Lines of data
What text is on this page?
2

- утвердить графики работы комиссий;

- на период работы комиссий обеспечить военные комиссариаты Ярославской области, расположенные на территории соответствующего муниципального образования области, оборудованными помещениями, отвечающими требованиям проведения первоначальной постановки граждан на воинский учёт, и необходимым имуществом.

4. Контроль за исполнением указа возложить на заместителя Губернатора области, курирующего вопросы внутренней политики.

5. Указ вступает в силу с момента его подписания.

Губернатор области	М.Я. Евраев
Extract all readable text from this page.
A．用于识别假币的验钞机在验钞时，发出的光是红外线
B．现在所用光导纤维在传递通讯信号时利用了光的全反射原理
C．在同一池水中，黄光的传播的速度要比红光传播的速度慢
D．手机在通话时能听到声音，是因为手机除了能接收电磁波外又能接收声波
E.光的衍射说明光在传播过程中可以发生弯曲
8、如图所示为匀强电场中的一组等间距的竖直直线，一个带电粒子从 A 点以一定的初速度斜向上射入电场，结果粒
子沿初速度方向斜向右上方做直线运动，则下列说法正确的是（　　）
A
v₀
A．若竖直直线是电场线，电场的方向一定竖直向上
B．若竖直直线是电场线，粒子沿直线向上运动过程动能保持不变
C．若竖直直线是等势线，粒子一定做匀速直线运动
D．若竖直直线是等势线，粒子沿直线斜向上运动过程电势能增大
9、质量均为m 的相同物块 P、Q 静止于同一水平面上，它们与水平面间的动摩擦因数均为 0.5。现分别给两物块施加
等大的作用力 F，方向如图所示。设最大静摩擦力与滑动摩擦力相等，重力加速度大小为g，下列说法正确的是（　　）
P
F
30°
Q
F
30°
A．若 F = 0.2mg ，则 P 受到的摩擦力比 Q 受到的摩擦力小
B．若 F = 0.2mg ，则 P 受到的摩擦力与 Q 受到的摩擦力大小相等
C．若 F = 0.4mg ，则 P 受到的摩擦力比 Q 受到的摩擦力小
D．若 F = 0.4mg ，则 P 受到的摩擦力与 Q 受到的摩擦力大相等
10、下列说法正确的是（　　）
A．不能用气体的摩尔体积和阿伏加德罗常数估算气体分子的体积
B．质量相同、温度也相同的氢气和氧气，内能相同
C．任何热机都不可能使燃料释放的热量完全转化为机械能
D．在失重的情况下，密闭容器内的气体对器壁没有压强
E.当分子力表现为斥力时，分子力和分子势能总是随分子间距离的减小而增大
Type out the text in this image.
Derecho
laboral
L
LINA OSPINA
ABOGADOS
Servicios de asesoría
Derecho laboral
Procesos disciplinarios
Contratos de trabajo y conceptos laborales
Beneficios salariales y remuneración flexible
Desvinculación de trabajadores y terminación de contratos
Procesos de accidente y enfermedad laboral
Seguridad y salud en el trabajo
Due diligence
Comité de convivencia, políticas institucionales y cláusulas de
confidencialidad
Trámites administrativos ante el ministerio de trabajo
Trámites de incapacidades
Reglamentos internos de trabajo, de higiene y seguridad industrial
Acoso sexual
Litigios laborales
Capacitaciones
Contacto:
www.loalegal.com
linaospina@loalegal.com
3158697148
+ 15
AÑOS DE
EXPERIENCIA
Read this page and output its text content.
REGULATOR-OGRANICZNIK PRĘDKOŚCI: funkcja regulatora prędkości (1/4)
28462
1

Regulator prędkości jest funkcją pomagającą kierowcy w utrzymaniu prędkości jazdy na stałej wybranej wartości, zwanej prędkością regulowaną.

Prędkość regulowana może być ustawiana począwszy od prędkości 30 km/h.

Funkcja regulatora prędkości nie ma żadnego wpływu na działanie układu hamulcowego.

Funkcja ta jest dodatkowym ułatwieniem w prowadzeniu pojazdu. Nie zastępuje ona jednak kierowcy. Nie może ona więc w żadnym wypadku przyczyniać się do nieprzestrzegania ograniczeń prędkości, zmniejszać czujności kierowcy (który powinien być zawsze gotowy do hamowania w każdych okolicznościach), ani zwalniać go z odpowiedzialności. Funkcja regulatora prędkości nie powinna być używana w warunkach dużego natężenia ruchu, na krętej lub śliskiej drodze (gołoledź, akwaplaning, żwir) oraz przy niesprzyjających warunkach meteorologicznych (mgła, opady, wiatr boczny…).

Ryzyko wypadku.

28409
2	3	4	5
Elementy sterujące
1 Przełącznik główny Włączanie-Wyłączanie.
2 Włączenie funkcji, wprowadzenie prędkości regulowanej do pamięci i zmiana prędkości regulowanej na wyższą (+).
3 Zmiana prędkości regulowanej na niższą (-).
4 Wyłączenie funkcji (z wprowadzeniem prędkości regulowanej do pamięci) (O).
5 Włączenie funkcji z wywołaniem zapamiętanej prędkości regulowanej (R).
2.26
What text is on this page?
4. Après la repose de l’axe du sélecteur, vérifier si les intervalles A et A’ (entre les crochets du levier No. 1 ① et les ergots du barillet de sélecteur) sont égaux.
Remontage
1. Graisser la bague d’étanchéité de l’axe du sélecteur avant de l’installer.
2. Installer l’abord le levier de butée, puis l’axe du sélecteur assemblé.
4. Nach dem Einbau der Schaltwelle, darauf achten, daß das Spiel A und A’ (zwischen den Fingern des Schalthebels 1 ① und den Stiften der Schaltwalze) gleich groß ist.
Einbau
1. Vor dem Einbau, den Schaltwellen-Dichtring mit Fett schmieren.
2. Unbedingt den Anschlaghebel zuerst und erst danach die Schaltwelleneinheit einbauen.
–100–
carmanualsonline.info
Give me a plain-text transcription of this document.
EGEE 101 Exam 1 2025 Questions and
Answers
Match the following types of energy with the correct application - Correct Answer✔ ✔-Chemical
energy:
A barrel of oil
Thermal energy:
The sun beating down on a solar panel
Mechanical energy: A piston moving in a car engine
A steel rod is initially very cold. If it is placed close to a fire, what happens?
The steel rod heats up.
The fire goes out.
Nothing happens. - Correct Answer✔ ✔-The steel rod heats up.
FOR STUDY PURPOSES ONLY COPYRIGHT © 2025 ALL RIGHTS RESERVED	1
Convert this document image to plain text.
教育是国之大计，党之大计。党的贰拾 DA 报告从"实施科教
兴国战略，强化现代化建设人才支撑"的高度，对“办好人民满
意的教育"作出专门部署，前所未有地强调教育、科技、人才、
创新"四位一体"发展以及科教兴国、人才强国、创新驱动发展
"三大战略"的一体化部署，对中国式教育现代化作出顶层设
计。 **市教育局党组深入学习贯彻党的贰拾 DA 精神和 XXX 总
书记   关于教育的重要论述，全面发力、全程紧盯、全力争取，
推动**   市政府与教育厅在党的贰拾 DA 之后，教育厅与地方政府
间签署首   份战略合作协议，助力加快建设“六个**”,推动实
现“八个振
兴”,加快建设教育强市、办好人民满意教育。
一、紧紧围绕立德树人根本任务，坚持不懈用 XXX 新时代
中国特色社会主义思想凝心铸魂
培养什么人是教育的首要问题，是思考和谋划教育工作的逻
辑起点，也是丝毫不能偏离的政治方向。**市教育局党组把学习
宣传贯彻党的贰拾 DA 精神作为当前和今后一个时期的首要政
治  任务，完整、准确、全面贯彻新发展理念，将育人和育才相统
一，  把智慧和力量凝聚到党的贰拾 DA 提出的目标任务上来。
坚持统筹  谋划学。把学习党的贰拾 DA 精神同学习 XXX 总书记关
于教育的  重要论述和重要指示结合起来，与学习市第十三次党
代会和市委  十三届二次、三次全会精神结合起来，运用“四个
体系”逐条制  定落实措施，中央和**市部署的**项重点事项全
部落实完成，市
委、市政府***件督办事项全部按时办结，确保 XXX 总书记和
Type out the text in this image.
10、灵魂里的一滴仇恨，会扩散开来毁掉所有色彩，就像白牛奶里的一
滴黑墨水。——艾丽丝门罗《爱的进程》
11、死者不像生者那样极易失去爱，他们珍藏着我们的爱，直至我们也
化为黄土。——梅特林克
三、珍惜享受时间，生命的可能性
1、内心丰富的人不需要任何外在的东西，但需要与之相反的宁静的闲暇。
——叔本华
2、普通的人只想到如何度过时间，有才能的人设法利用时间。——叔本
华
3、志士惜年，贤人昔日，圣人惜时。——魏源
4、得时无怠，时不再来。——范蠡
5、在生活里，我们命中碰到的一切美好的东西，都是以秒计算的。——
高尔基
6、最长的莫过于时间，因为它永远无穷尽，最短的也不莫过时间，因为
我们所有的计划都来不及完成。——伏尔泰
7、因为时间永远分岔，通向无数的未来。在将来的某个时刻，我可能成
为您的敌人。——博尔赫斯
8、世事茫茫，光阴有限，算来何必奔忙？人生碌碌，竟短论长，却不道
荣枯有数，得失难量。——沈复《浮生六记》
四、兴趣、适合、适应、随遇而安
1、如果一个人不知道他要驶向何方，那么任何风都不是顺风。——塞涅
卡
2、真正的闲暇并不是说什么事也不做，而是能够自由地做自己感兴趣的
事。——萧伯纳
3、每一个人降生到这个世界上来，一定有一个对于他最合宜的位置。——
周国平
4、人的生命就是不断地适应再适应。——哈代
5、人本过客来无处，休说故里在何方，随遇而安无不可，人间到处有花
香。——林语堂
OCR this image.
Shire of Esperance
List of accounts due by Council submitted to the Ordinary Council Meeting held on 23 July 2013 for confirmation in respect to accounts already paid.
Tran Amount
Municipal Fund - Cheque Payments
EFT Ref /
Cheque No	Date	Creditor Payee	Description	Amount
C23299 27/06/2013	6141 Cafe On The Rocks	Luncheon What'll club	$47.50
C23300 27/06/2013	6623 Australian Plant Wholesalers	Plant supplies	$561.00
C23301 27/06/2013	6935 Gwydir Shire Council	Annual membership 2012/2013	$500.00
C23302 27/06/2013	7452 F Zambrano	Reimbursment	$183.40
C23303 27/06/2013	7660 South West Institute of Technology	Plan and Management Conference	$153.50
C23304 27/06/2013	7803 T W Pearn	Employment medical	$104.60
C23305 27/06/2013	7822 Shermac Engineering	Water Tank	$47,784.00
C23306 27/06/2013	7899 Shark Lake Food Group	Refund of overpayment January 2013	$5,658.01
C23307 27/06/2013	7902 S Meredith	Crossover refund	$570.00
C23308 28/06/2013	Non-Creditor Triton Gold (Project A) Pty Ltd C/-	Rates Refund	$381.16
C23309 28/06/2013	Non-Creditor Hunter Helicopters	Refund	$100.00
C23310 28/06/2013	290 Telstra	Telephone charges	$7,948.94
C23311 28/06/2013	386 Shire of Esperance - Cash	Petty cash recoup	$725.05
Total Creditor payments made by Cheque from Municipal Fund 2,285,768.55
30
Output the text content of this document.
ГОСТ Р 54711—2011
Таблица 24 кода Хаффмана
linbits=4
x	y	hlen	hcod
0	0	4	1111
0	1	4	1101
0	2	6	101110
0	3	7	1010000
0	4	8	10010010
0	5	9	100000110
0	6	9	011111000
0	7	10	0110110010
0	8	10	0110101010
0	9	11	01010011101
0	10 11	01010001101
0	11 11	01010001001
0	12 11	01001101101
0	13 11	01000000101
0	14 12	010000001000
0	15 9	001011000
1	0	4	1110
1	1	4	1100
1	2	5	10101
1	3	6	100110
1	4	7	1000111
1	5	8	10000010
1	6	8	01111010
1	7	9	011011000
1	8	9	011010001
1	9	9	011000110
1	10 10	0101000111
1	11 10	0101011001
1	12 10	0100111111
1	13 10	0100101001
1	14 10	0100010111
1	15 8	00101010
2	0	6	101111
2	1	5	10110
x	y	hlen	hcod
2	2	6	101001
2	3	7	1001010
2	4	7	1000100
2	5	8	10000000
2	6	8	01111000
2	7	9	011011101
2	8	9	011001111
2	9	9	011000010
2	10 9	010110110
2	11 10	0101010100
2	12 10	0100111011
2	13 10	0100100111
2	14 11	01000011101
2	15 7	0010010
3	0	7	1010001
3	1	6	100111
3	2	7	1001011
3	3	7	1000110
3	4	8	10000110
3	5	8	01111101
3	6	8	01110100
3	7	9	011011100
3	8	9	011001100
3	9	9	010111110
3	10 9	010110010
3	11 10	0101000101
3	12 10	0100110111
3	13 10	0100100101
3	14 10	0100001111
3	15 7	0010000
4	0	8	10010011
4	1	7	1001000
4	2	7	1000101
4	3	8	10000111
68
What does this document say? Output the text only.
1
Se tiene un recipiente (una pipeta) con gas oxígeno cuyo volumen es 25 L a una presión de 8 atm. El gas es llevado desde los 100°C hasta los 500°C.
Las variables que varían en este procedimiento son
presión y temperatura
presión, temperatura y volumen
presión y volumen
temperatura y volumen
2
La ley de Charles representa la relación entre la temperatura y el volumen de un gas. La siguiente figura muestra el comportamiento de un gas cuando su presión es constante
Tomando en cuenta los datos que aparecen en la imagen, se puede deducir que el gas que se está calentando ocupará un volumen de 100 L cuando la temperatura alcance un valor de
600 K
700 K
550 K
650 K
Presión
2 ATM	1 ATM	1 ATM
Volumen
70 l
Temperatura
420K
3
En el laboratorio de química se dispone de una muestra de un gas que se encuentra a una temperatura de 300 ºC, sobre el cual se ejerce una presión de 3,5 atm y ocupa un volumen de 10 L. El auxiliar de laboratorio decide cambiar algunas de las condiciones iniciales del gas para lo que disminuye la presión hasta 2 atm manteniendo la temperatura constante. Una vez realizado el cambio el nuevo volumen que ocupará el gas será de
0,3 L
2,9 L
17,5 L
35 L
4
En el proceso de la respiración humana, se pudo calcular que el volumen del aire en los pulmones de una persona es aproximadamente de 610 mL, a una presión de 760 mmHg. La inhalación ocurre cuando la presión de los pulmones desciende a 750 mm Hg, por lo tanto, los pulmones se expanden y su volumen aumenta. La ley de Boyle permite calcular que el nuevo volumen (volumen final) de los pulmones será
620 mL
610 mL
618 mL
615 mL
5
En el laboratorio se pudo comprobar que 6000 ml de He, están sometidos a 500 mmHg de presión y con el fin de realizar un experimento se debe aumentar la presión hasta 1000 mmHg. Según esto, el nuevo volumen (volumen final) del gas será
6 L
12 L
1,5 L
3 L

*OBJECTIVE*. Looking at the records above, say how many lines hold the string "若竖直直线是等势线". Write nothing but the number.

*RESPONSE TO THIS EXERCISE*. 2